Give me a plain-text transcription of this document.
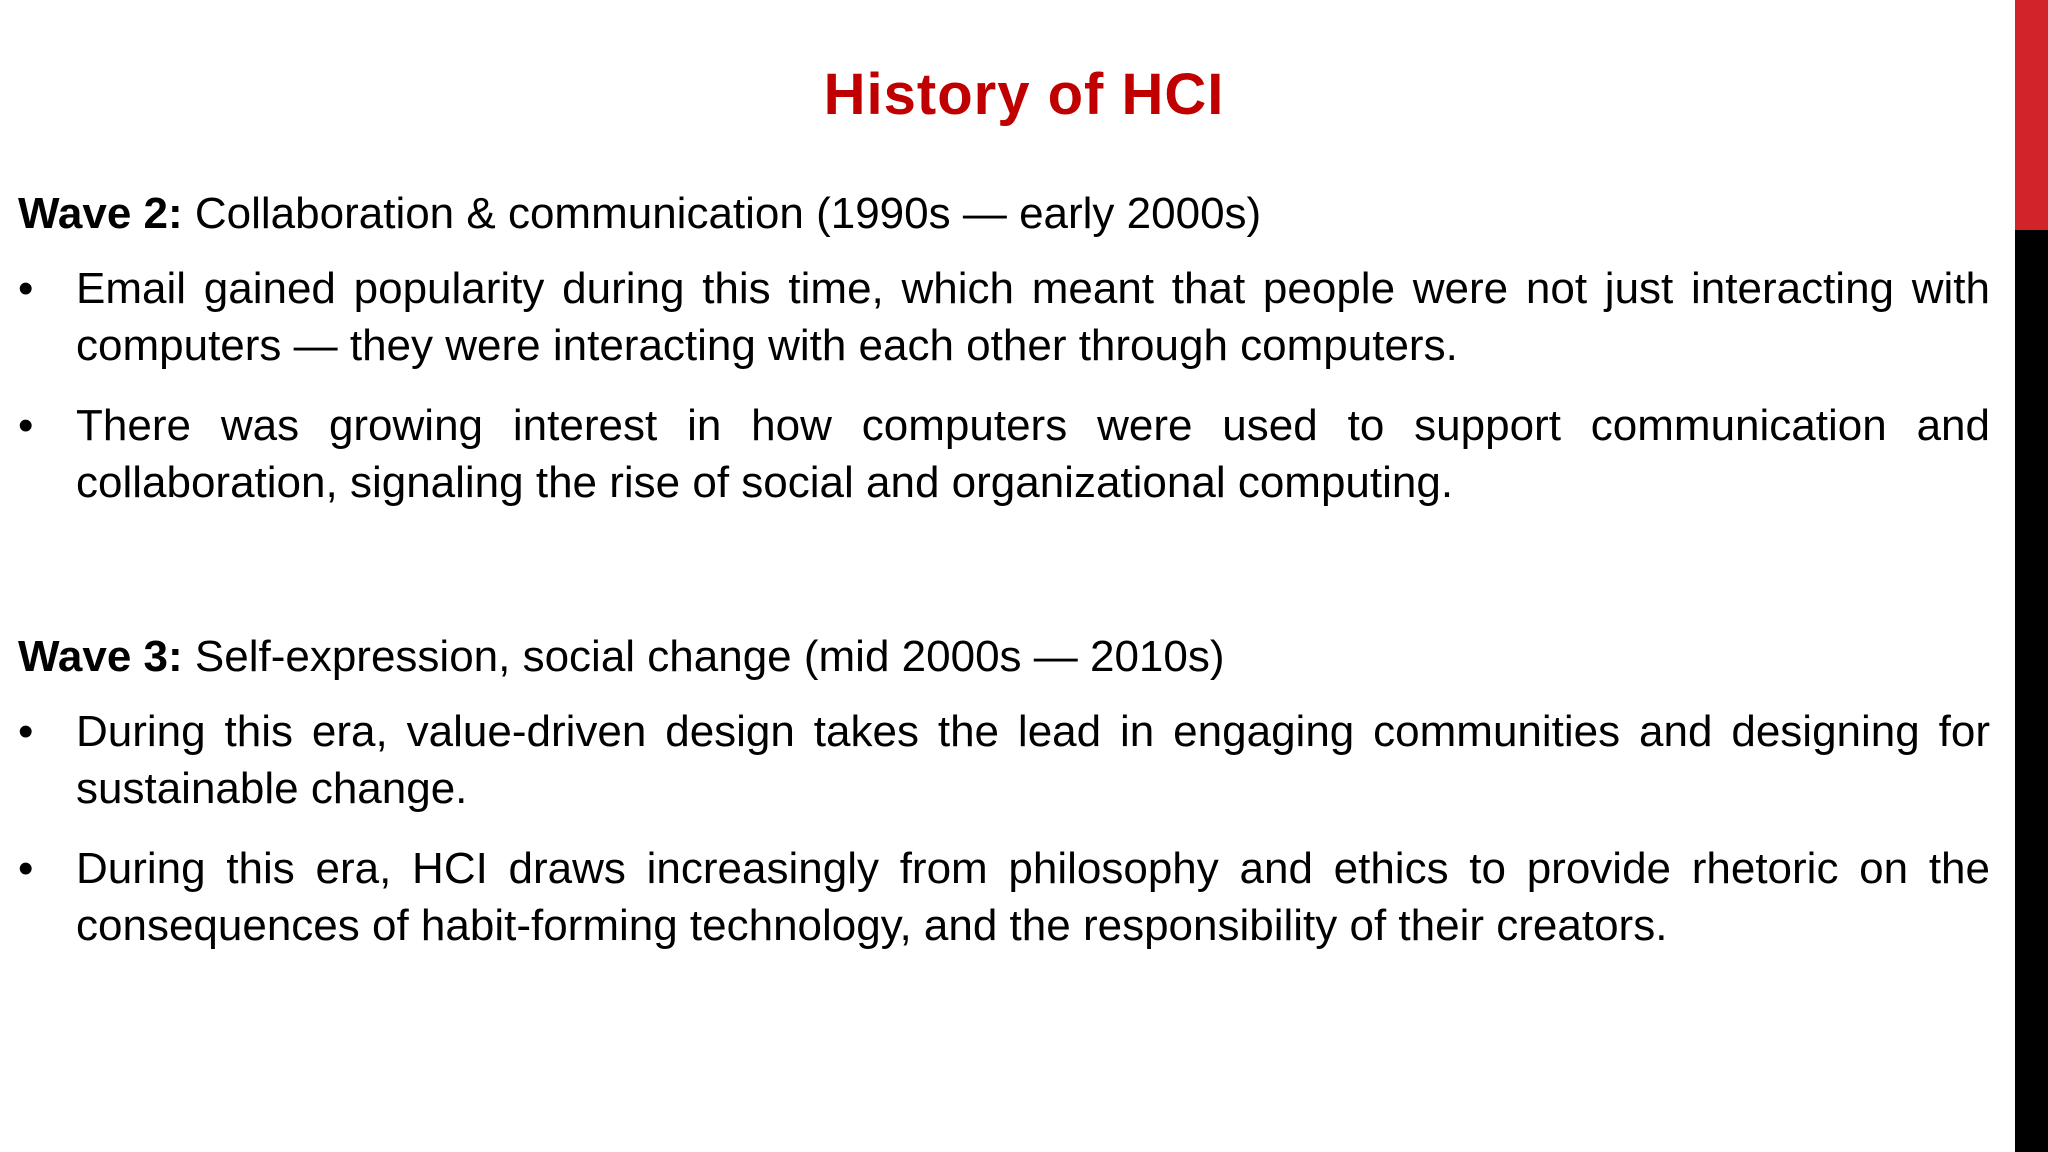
History of HCI

Wave 2: Collaboration & communication (1990s — early 2000s)

• Email gained popularity during this time, which meant that people were not just interacting with computers — they were interacting with each other through computers.
• There was growing interest in how computers were used to support communication and collaboration, signaling the rise of social and organizational computing.

Wave 3: Self-expression, social change (mid 2000s — 2010s)

• During this era, value-driven design takes the lead in engaging communities and designing for sustainable change.
• During this era, HCI draws increasingly from philosophy and ethics to provide rhetoric on the consequences of habit-forming technology, and the responsibility of their creators.
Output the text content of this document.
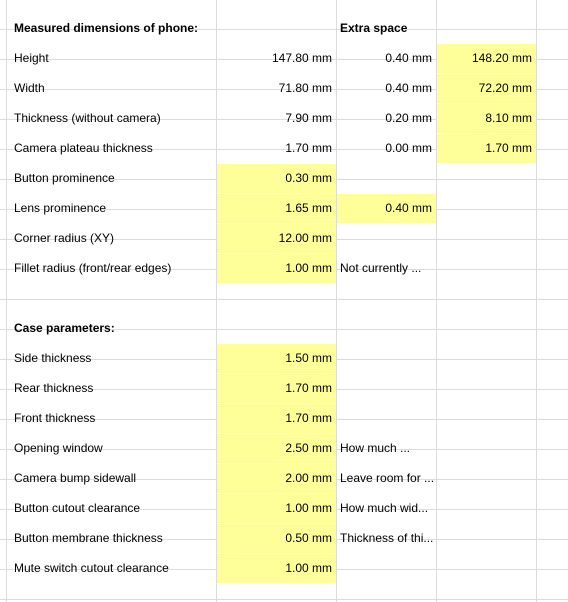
Measured dimensions of phone:	Extra space
Height	147.80 mm	0.40 mm	148.20 mm
Width	71.80 mm	0.40 mm	72.20 mm
Thickness (without camera)	7.90 mm	0.20 mm	8.10 mm
Camera plateau thickness	1.70 mm	0.00 mm	1.70 mm
Button prominence	0.30 mm
Lens prominence	1.65 mm	0.40 mm
Corner radius (XY)	12.00 mm
Fillet radius (front/rear edges)	1.00 mm Not currently ...
Case parameters:
Side thickness	1.50 mm
Rear thickness	1.70 mm
Front thickness	1.70 mm
Opening window	2.50 mm How much ...
Camera bump sidewall	2.00 mm Leave room for ...
Button cutout clearance	1.00 mm How much wid...
Button membrane thickness	0.50 mm Thickness of thi...
Mute switch cutout clearance	1.00 mm
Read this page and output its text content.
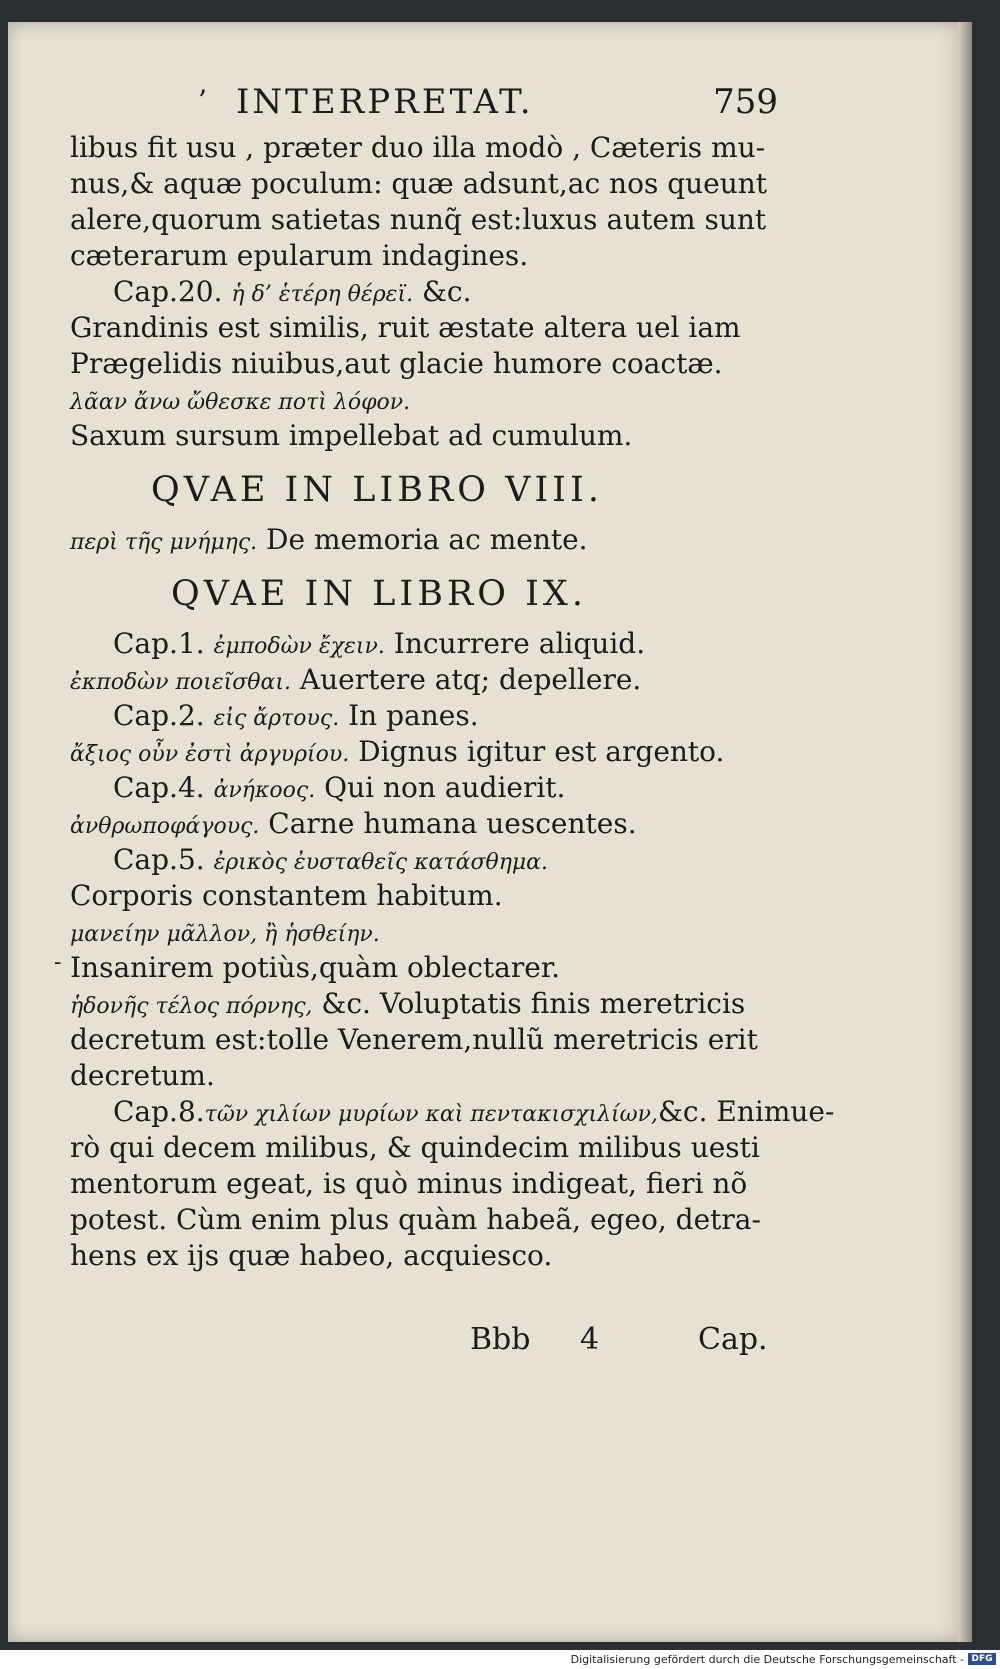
’ INTERPRETAT.	759
libus fit usu , præter duo illa modò , Cæteris mu-
nus,& aquæ poculum: quæ adsunt,ac nos queunt
alere,quorum satietas nunq̃ est:luxus autem sunt
cæterarum epularum indagines.
Cap.20. ἡ δ’ ἑτέρη θέρεϊ. &c.
Grandinis est similis, ruit æstate altera uel iam
Prægelidis niuibus,aut glacie humore coactæ.
λᾶαν ἄνω ὤθεσκε ποτὶ λόφον.
Saxum sursum impellebat ad cumulum.
QVAE IN LIBRO VIII.
περὶ τῆς μνήμης. De memoria ac mente.
QVAE IN LIBRO IX.
Cap.1. ἐμποδὼν ἔχειν. Incurrere aliquid.
ἐκποδὼν ποιεῖσθαι. Auertere atq; depellere.
Cap.2. εἰς ἄρτους. In panes.
ἄξιος οὖν ἐστὶ ἀργυρίου. Dignus igitur est argento.
Cap.4. ἀνήκοος. Qui non audierit.
ἀνθρωποφάγους. Carne humana uescentes.
Cap.5. ἐρικὸς ἐυσταθεῖς κατάσθημα.
Corporis constantem habitum.
μανείην μᾶλλον, ἢ ἡσθείην.
- Insanirem potiùs,quàm oblectarer.
ἡδονῆς τέλος πόρνης, &c. Voluptatis finis meretricis
decretum est:tolle Venerem,nullũ meretricis erit
decretum.
Cap.8.τῶν χιλίων μυρίων καὶ πεντακισχιλίων,&c. Enimue-
rò qui decem milibus, & quindecim milibus uesti
mentorum egeat, is quò minus indigeat, fieri nõ
potest. Cùm enim plus quàm habeã, egeo, detra-
hens ex ijs quæ habeo, acquiesco.
Bbb 4	Cap.
Digitalisierung gefördert durch die Deutsche Forschungsgemeinschaft - DFG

○ ○ ○

* [Exercise description]:
Omit every picture, then reproduce the rest of the listing exactly.

* [Result for this exercise]:
Give me a plain-text transcription of this document.
History of HCI

Wave 2: Collaboration & communication (1990s — early 2000s)

• Email gained popularity during this time, which meant that people were not just interacting with computers — they were interacting with each other through computers.
• There was growing interest in how computers were used to support communication and collaboration, signaling the rise of social and organizational computing.

Wave 3: Self-expression, social change (mid 2000s — 2010s)

• During this era, value-driven design takes the lead in engaging communities and designing for sustainable change.
• During this era, HCI draws increasingly from philosophy and ethics to provide rhetoric on the consequences of habit-forming technology, and the responsibility of their creators.
Output the text content of this document.
Measured dimensions of phone:	Extra space
Height	147.80 mm	0.40 mm	148.20 mm
Width	71.80 mm	0.40 mm	72.20 mm
Thickness (without camera)	7.90 mm	0.20 mm	8.10 mm
Camera plateau thickness	1.70 mm	0.00 mm	1.70 mm
Button prominence	0.30 mm
Lens prominence	1.65 mm	0.40 mm
Corner radius (XY)	12.00 mm
Fillet radius (front/rear edges)	1.00 mm Not currently ...
Case parameters:
Side thickness	1.50 mm
Rear thickness	1.70 mm
Front thickness	1.70 mm
Opening window	2.50 mm How much ...
Camera bump sidewall	2.00 mm Leave room for ...
Button cutout clearance	1.00 mm How much wid...
Button membrane thickness	0.50 mm Thickness of thi...
Mute switch cutout clearance	1.00 mm
Read this page and output its text content.
’ INTERPRETAT.	759
libus fit usu , præter duo illa modò , Cæteris mu-
nus,& aquæ poculum: quæ adsunt,ac nos queunt
alere,quorum satietas nunq̃ est:luxus autem sunt
cæterarum epularum indagines.
Cap.20. ἡ δ’ ἑτέρη θέρεϊ. &c.
Grandinis est similis, ruit æstate altera uel iam
Prægelidis niuibus,aut glacie humore coactæ.
λᾶαν ἄνω ὤθεσκε ποτὶ λόφον.
Saxum sursum impellebat ad cumulum.
QVAE IN LIBRO VIII.
περὶ τῆς μνήμης. De memoria ac mente.
QVAE IN LIBRO IX.
Cap.1. ἐμποδὼν ἔχειν. Incurrere aliquid.
ἐκποδὼν ποιεῖσθαι. Auertere atq; depellere.
Cap.2. εἰς ἄρτους. In panes.
ἄξιος οὖν ἐστὶ ἀργυρίου. Dignus igitur est argento.
Cap.4. ἀνήκοος. Qui non audierit.
ἀνθρωποφάγους. Carne humana uescentes.
Cap.5. ἐρικὸς ἐυσταθεῖς κατάσθημα.
Corporis constantem habitum.
μανείην μᾶλλον, ἢ ἡσθείην.
- Insanirem potiùs,quàm oblectarer.
ἡδονῆς τέλος πόρνης, &c. Voluptatis finis meretricis
decretum est:tolle Venerem,nullũ meretricis erit
decretum.
Cap.8.τῶν χιλίων μυρίων καὶ πεντακισχιλίων,&c. Enimue-
rò qui decem milibus, & quindecim milibus uesti
mentorum egeat, is quò minus indigeat, fieri nõ
potest. Cùm enim plus quàm habeã, egeo, detra-
hens ex ijs quæ habeo, acquiesco.
Bbb 4	Cap.
Digitalisierung gefördert durch die Deutsche Forschungsgemeinschaft - DFG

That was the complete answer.